> EXERCISE DESCRIPTION
In the listing below, locate the lines that hold the string "screenshot". Copy those lines.

> GIVEN INFORMATION
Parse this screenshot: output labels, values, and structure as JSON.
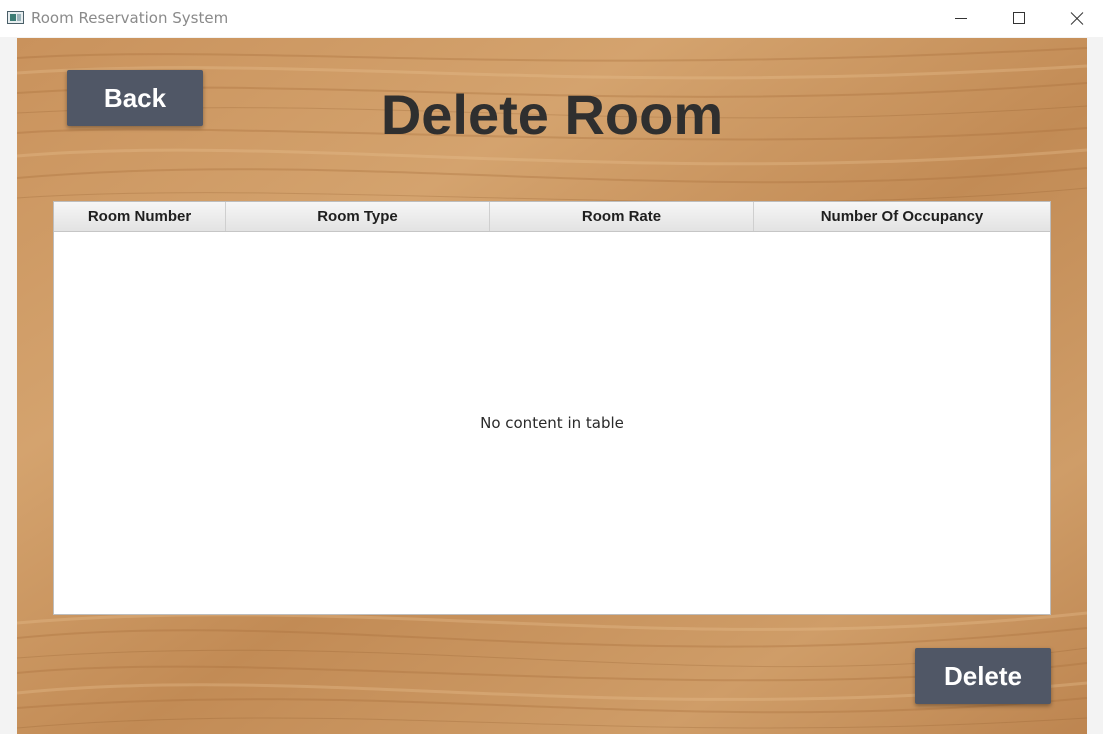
{
  "window": {
    "title": "Room Reservation System"
  },
  "page": {
    "title": "Delete Room",
    "back_label": "Back",
    "delete_label": "Delete"
  },
  "table": {
    "columns": [
      "Room Number",
      "Room Type",
      "Room Rate",
      "Number Of Occupancy"
    ],
    "rows": [],
    "empty_message": "No content in table"
  },
  "colors": {
    "button_bg": "#505766",
    "title_text": "#2f2f2f",
    "wood_base": "#c48e58"
  },
  "icons": {
    "window_minimize": "minimize-icon",
    "window_maximize": "maximize-icon",
    "window_close": "close-icon",
    "app": "app-icon"
  }
}
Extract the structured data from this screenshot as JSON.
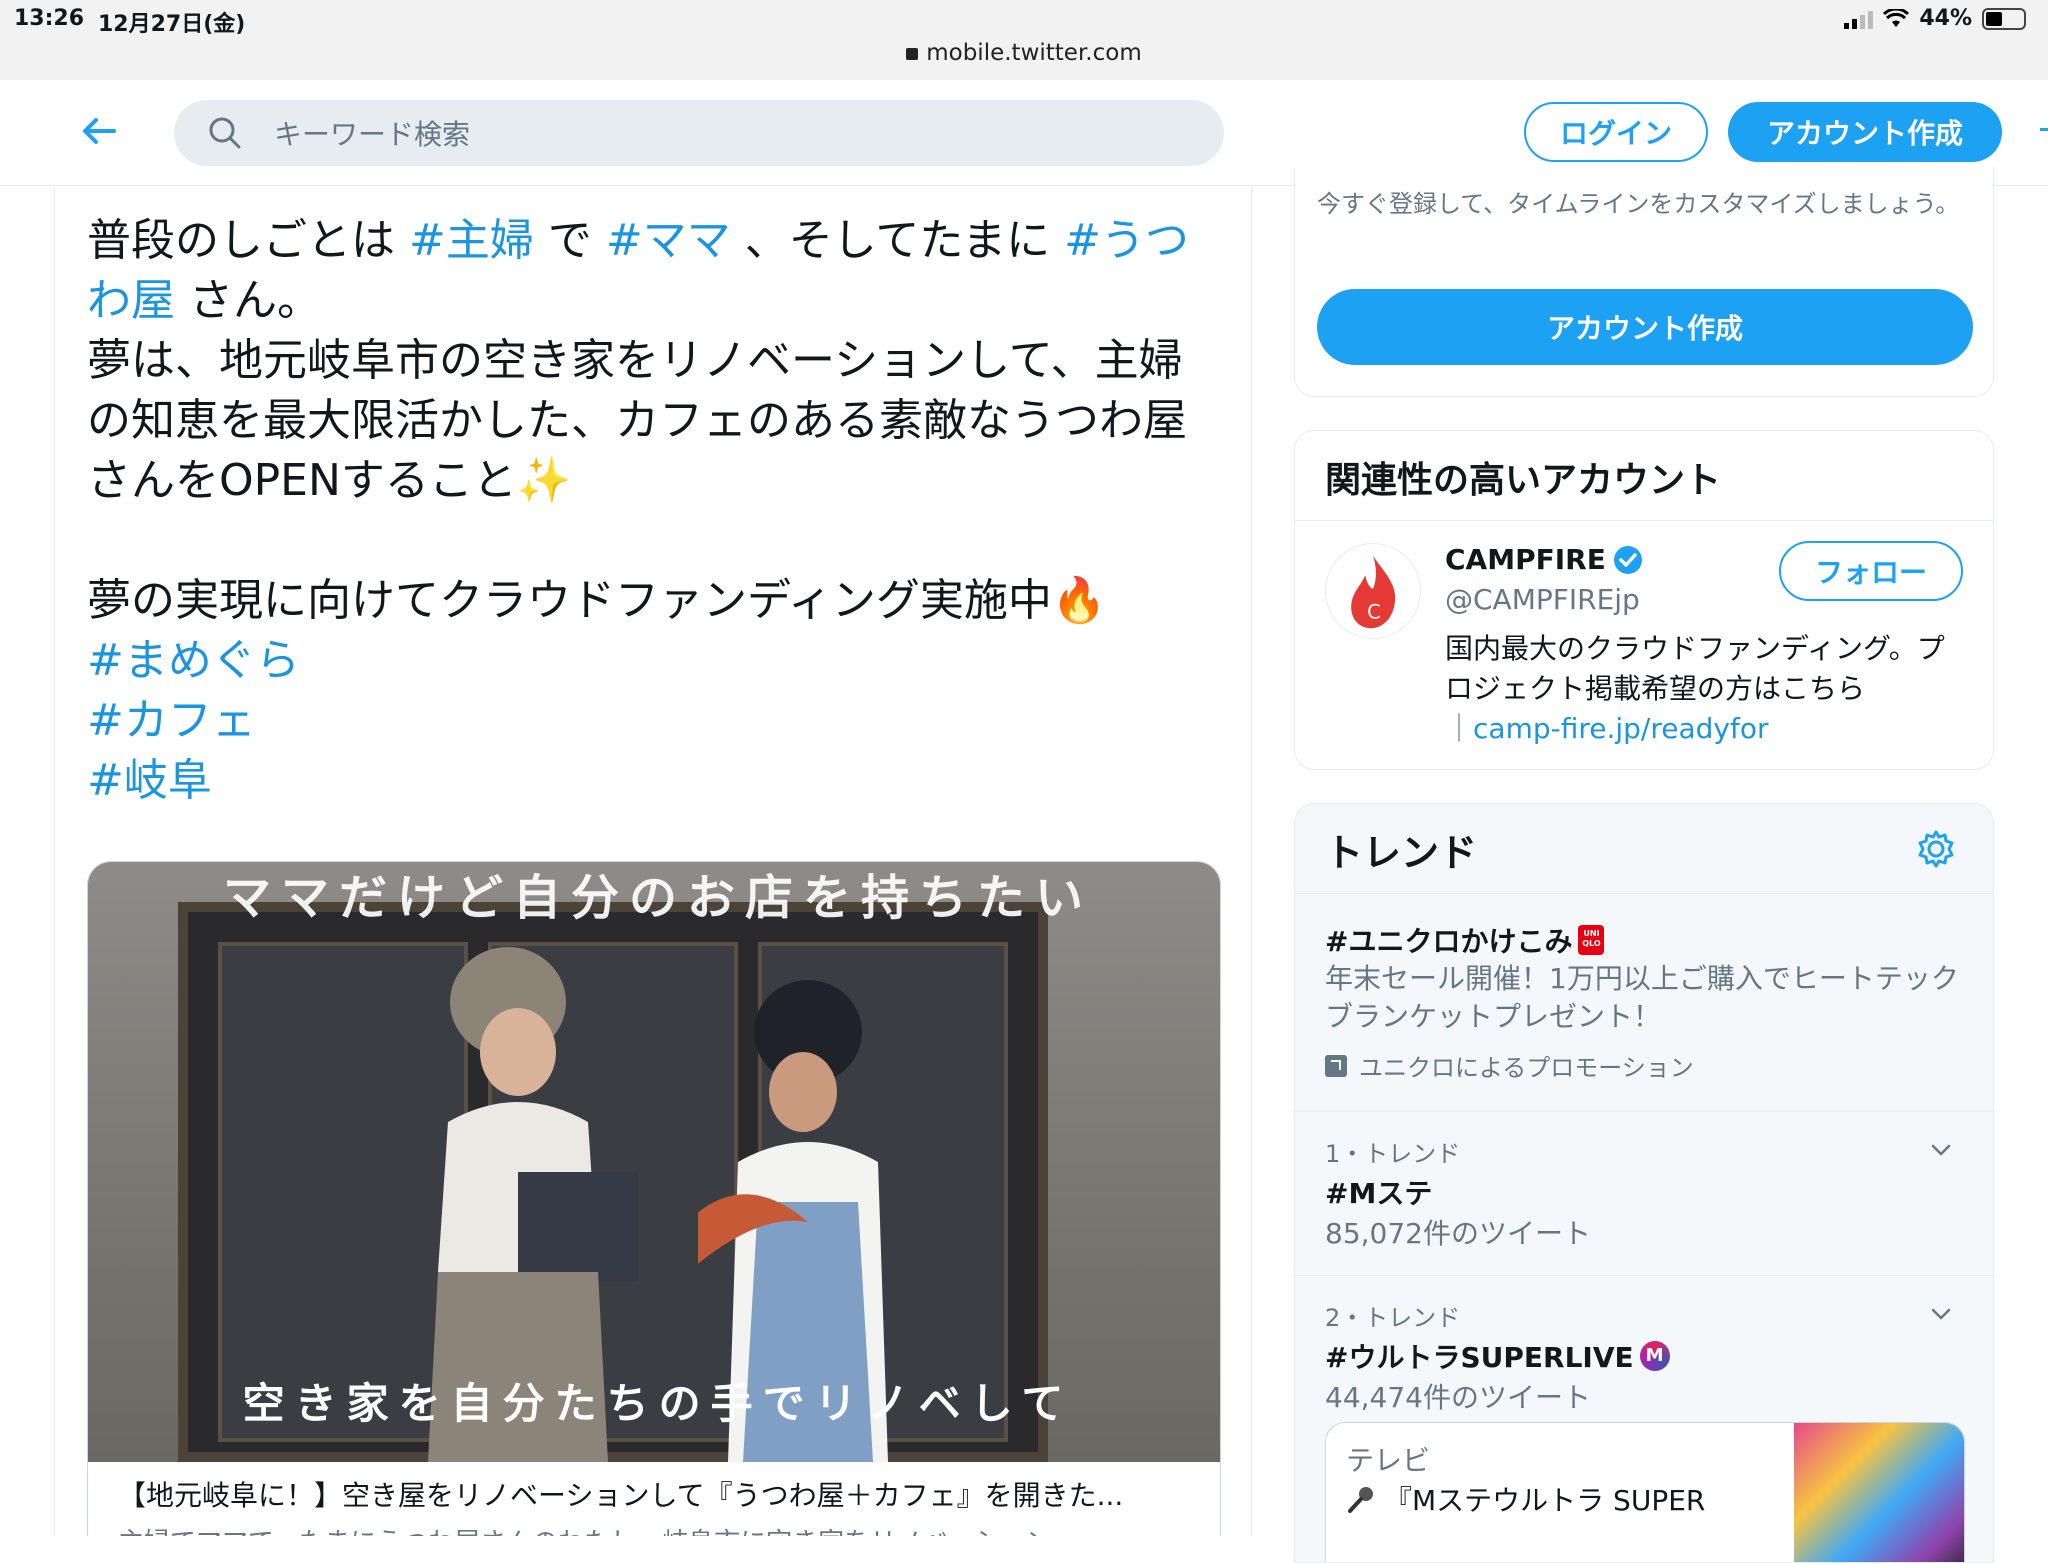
{
  "status_bar": {
    "time": "13:26",
    "date": "12月27日(金)",
    "battery": "44%",
    "url": "mobile.twitter.com"
  },
  "header": {
    "search_placeholder": "キーワード検索",
    "login_label": "ログイン",
    "signup_label": "アカウント作成"
  },
  "tweet": {
    "line1_a": "普段のしごとは ",
    "tag1": "#主婦",
    "line1_b": " で ",
    "tag2": "#ママ",
    "line1_c": " 、そしてたまに ",
    "tag3": "#うつわ屋",
    "line1_d": " さん。",
    "para2": "夢は、地元岐阜市の空き家をリノベーションして、主婦の知恵を最大限活かした、カフェのある素敵なうつわ屋さんをOPENすること",
    "para3": "夢の実現に向けてクラウドファンディング実施中",
    "tag4": "#まめぐら",
    "tag5": "#カフェ",
    "tag6": "#岐阜",
    "card": {
      "image_text_top": "ママだけど自分のお店を持ちたい",
      "image_text_bottom": "空き家を自分たちの手でリノベして",
      "title": "【地元岐阜に！】空き屋をリノベーションして『うつわ屋＋カフェ』を開きた...",
      "description": "主婦でママで、たまにうつわ屋さんのわたし。岐阜市に空き家をリノベーション"
    }
  },
  "signup_panel": {
    "text": "今すぐ登録して、タイムラインをカスタマイズしましょう。",
    "button": "アカウント作成"
  },
  "related": {
    "title": "関連性の高いアカウント",
    "account": {
      "name": "CAMPFIRE",
      "handle": "@CAMPFIREjp",
      "bio": "国内最大のクラウドファンディング。プロジェクト掲載希望の方はこちら",
      "bio_link": "camp-fire.jp/readyfor",
      "follow_label": "フォロー"
    }
  },
  "trends": {
    "title": "トレンド",
    "promoted": {
      "name": "#ユニクロかけこみ",
      "description": "年末セール開催！1万円以上ご購入でヒートテックブランケットプレゼント！",
      "promo_label": "ユニクロによるプロモーション"
    },
    "items": [
      {
        "meta": "1・トレンド",
        "name": "#Mステ",
        "count": "85,072件のツイート"
      },
      {
        "meta": "2・トレンド",
        "name": "#ウルトラSUPERLIVE",
        "count": "44,474件のツイート"
      }
    ],
    "tv_card": {
      "label": "テレビ",
      "title": "『Mステウルトラ SUPER"
    }
  },
  "colors": {
    "accent": "#1da1f2",
    "hashtag": "#1b95e0",
    "muted": "#657786"
  }
}
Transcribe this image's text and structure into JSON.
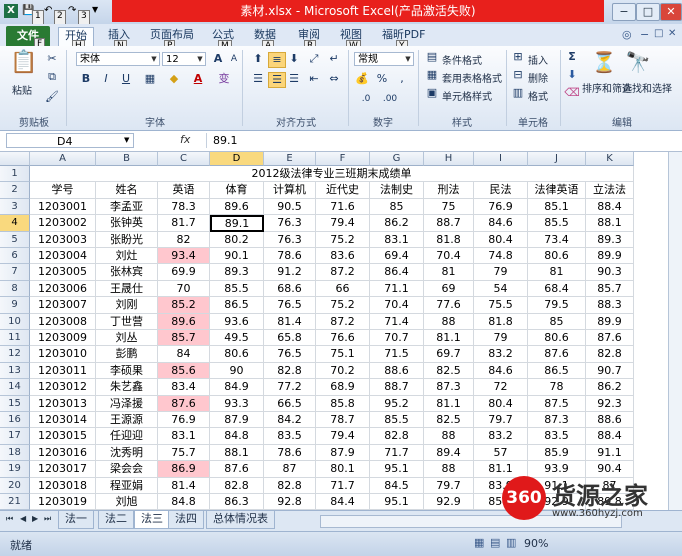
{
  "window": {
    "title": "素材.xlsx - Microsoft Excel(产品激活失败)",
    "min": "−",
    "max": "□",
    "close": "✕"
  },
  "qat": {
    "keytips": [
      "1",
      "2",
      "3"
    ]
  },
  "tabs": [
    {
      "label": "文件",
      "key": "F"
    },
    {
      "label": "开始",
      "key": "H"
    },
    {
      "label": "插入",
      "key": "N"
    },
    {
      "label": "页面布局",
      "key": "P"
    },
    {
      "label": "公式",
      "key": "M"
    },
    {
      "label": "数据",
      "key": "A"
    },
    {
      "label": "审阅",
      "key": "R"
    },
    {
      "label": "视图",
      "key": "W"
    },
    {
      "label": "福昕PDF",
      "key": "Y"
    }
  ],
  "ribbon": {
    "paste": "粘贴",
    "font_name": "宋体",
    "font_size": "12",
    "number_format": "常规",
    "cond_format": "条件格式",
    "table_format": "套用表格格式",
    "cell_style": "单元格样式",
    "insert": "插入",
    "delete": "删除",
    "format": "格式",
    "sort_filter": "排序和筛选",
    "find_select": "查找和选择",
    "groups": {
      "clipboard": "剪贴板",
      "font": "字体",
      "align": "对齐方式",
      "number": "数字",
      "styles": "样式",
      "cells": "单元格",
      "edit": "编辑"
    }
  },
  "formula_bar": {
    "name_box": "D4",
    "fx": "fx",
    "content": "89.1"
  },
  "columns": [
    "A",
    "B",
    "C",
    "D",
    "E",
    "F",
    "G",
    "H",
    "I",
    "J",
    "K"
  ],
  "sheet": {
    "title": "2012级法律专业三班期末成绩单",
    "headers": [
      "学号",
      "姓名",
      "英语",
      "体育",
      "计算机",
      "近代史",
      "法制史",
      "刑法",
      "民法",
      "法律英语",
      "立法法"
    ],
    "rows": [
      [
        "1203001",
        "李孟亚",
        "78.3",
        "89.6",
        "90.5",
        "71.6",
        "85",
        "75",
        "76.9",
        "85.1",
        "88.4"
      ],
      [
        "1203002",
        "张钟英",
        "81.7",
        "89.1",
        "76.3",
        "79.4",
        "86.2",
        "88.7",
        "84.6",
        "85.5",
        "88.1"
      ],
      [
        "1203003",
        "张盼光",
        "82",
        "80.2",
        "76.3",
        "75.2",
        "83.1",
        "81.8",
        "80.4",
        "73.4",
        "89.3"
      ],
      [
        "1203004",
        "刘灶",
        "93.4",
        "90.1",
        "78.6",
        "83.6",
        "69.4",
        "70.4",
        "74.8",
        "80.6",
        "89.9"
      ],
      [
        "1203005",
        "张林宾",
        "69.9",
        "89.3",
        "91.2",
        "87.2",
        "86.4",
        "81",
        "79",
        "81",
        "90.3"
      ],
      [
        "1203006",
        "王晟仕",
        "70",
        "85.5",
        "68.6",
        "66",
        "71.1",
        "69",
        "54",
        "68.4",
        "85.7"
      ],
      [
        "1203007",
        "刘刚",
        "85.2",
        "86.5",
        "76.5",
        "75.2",
        "70.4",
        "77.6",
        "75.5",
        "79.5",
        "88.3"
      ],
      [
        "1203008",
        "丁世营",
        "89.6",
        "93.6",
        "81.4",
        "87.2",
        "71.4",
        "88",
        "81.8",
        "85",
        "89.9"
      ],
      [
        "1203009",
        "刘丛",
        "85.7",
        "49.5",
        "65.8",
        "76.6",
        "70.7",
        "81.1",
        "79",
        "80.6",
        "87.6"
      ],
      [
        "1203010",
        "彭鹏",
        "84",
        "80.6",
        "76.5",
        "75.1",
        "71.5",
        "69.7",
        "83.2",
        "87.6",
        "82.8"
      ],
      [
        "1203011",
        "李硕果",
        "85.6",
        "90",
        "82.8",
        "70.2",
        "88.6",
        "82.5",
        "84.6",
        "86.5",
        "90.7"
      ],
      [
        "1203012",
        "朱艺鑫",
        "83.4",
        "84.9",
        "77.2",
        "68.9",
        "88.7",
        "87.3",
        "72",
        "78",
        "86.2"
      ],
      [
        "1203013",
        "冯泽援",
        "87.6",
        "93.3",
        "66.5",
        "85.8",
        "95.2",
        "81.1",
        "80.4",
        "87.5",
        "92.3"
      ],
      [
        "1203014",
        "王源源",
        "76.9",
        "87.9",
        "84.2",
        "78.7",
        "85.5",
        "82.5",
        "79.7",
        "87.3",
        "88.6"
      ],
      [
        "1203015",
        "任迎迎",
        "83.1",
        "84.8",
        "83.5",
        "79.4",
        "82.8",
        "88",
        "83.2",
        "83.5",
        "88.4"
      ],
      [
        "1203016",
        "沈秀明",
        "75.7",
        "88.1",
        "78.6",
        "87.9",
        "71.7",
        "89.4",
        "57",
        "85.9",
        "91.1"
      ],
      [
        "1203017",
        "梁会会",
        "86.9",
        "87.6",
        "87",
        "80.1",
        "95.1",
        "88",
        "81.1",
        "93.9",
        "90.4"
      ],
      [
        "1203018",
        "程亚娟",
        "81.4",
        "82.8",
        "82.8",
        "71.7",
        "84.5",
        "79.7",
        "83.9",
        "91.1",
        "87"
      ],
      [
        "1203019",
        "刘旭",
        "84.8",
        "86.3",
        "92.8",
        "84.4",
        "95.1",
        "92.9",
        "85.3",
        "92.9",
        "89.8"
      ],
      [
        "1203020",
        "张晓平",
        "82.8",
        "84.8",
        "79.3",
        "72.4",
        "81.4",
        "79",
        "81.8",
        "93.2",
        "88.9"
      ],
      [
        "1203021",
        "王浩",
        "77.2",
        "89.5",
        "86.3",
        "73.1",
        "82.9",
        "76.9",
        "79",
        "",
        ""
      ],
      [
        "1203022",
        "王颖",
        "77.2",
        "84.8",
        "85.6",
        "80.1",
        "72.5",
        "88.7",
        "81.8",
        "",
        ""
      ],
      [
        "1203023",
        "路俊俊",
        "91.4",
        "84",
        "78.6",
        "83.8",
        "72.1",
        "86.6",
        "79",
        "",
        ""
      ]
    ]
  },
  "sheets": [
    "法一",
    "法二",
    "法三",
    "法四",
    "总体情况表"
  ],
  "status": {
    "ready": "就绪",
    "zoom": "90%"
  },
  "watermark": {
    "badge": "360",
    "brand": "货源之家",
    "url": "www.360hyzj.com"
  },
  "colors": {
    "file_tab": "#2a7a33",
    "title_bar": "#e8201c",
    "highlight": "#ffc7ce",
    "selected_header": "#f9d97e"
  }
}
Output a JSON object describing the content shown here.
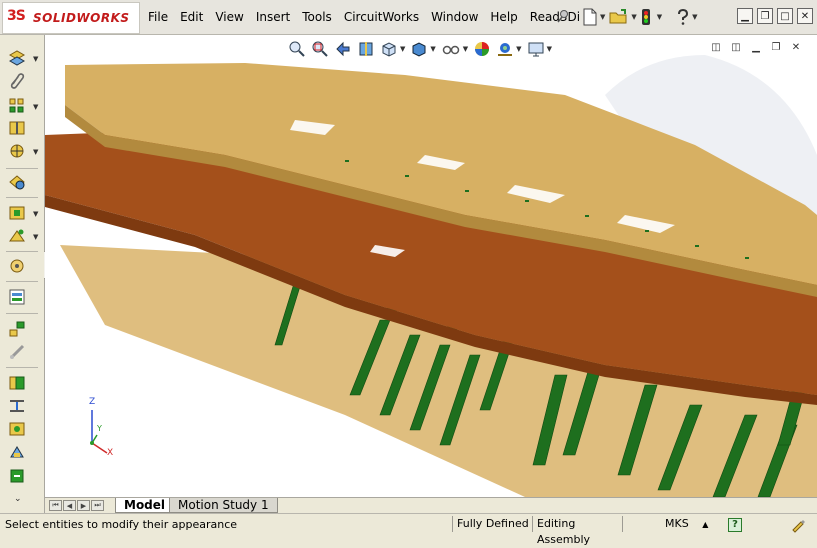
{
  "app": {
    "logo_mark": "3S",
    "logo_text": "SOLIDWORKS"
  },
  "menu": [
    "File",
    "Edit",
    "View",
    "Insert",
    "Tools",
    "CircuitWorks",
    "Window",
    "Help",
    "Read3Di"
  ],
  "toolbar_icons": [
    "new-document",
    "open-folder",
    "traffic-light",
    "help"
  ],
  "window_controls": [
    "minimize",
    "restore",
    "maximize",
    "close"
  ],
  "heads_up_toolbar": [
    "zoom-to-fit",
    "zoom-to-area",
    "previous-view",
    "section-view",
    "view-orientation",
    "display-style",
    "hide-show-items",
    "edit-appearance",
    "apply-scene",
    "view-settings"
  ],
  "left_toolbar": [
    "mate",
    "insert-component",
    "linear-pattern",
    "smart-fasteners",
    "move-component",
    "show-hidden",
    "assembly-features",
    "reference-geometry",
    "new-motion-study",
    "bill-of-materials",
    "exploded-view",
    "explode-line-sketch",
    "interference-detection",
    "clearance-verification",
    "hole-alignment",
    "instant3d"
  ],
  "tabs": {
    "model": "Model",
    "motion": "Motion Study 1"
  },
  "status": {
    "message": "Select entities to modify their appearance",
    "defined": "Fully Defined",
    "mode": "Editing Assembly",
    "units": "MKS",
    "units_arrow": "▲",
    "help": "?"
  },
  "triad": {
    "x": "X",
    "y": "Y",
    "z": "Z"
  },
  "colors": {
    "light_slab": "#d7b063",
    "dark_slab": "#a4501b",
    "pile": "#1e6f1e",
    "sky": "#eef0f4"
  }
}
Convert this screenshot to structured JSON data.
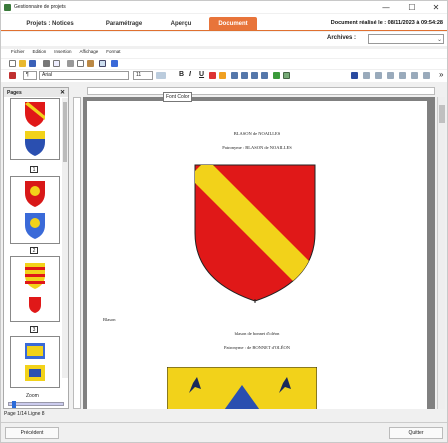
{
  "window": {
    "title": "Gestionnaire de projets",
    "minimize": "—",
    "maximize": "☐",
    "close": "✕"
  },
  "tabs": [
    {
      "label": "Projets : Notices"
    },
    {
      "label": "Paramétrage"
    },
    {
      "label": "Aperçu"
    },
    {
      "label": "Document"
    }
  ],
  "doc_date": "Document réalisé le : 08/11/2023 à 09:54:28",
  "archives": {
    "label": "Archives :",
    "value": ""
  },
  "menu": [
    "Fichier",
    "Edition",
    "Insertion",
    "Affichage",
    "Format"
  ],
  "format_bar": {
    "font_name": "Arial",
    "font_size": "11",
    "bold": "B",
    "italic": "I",
    "underline": "U"
  },
  "tooltip": "Font Color",
  "left_pane": {
    "title": "Pages",
    "close": "✕",
    "page_numbers": [
      "1",
      "2",
      "3"
    ],
    "zoom_label": "Zoom"
  },
  "page_status": "Page 1/14 Ligne 8",
  "document": {
    "heading1": "BLASON de NOAILLES",
    "patronyme1": "Patronyme : BLASON de NOAILLES",
    "blason_label": "Blason",
    "heading2": "blason de bonnet d'oléon",
    "patronyme2": "Patronyme : de BONNET d'OLÉON"
  },
  "buttons": {
    "previous": "Précédent",
    "quit": "Quitter"
  },
  "colors": {
    "accent": "#e8743a",
    "shield_red": "#e01818",
    "shield_yellow": "#f2d21a",
    "shield_blue": "#2a4fb0"
  }
}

> RESULT
Parse this screenshot: output labels, values, and structure as JSON.
Extract the structured data from this screenshot as JSON.
Convert this screenshot to structured JSON data.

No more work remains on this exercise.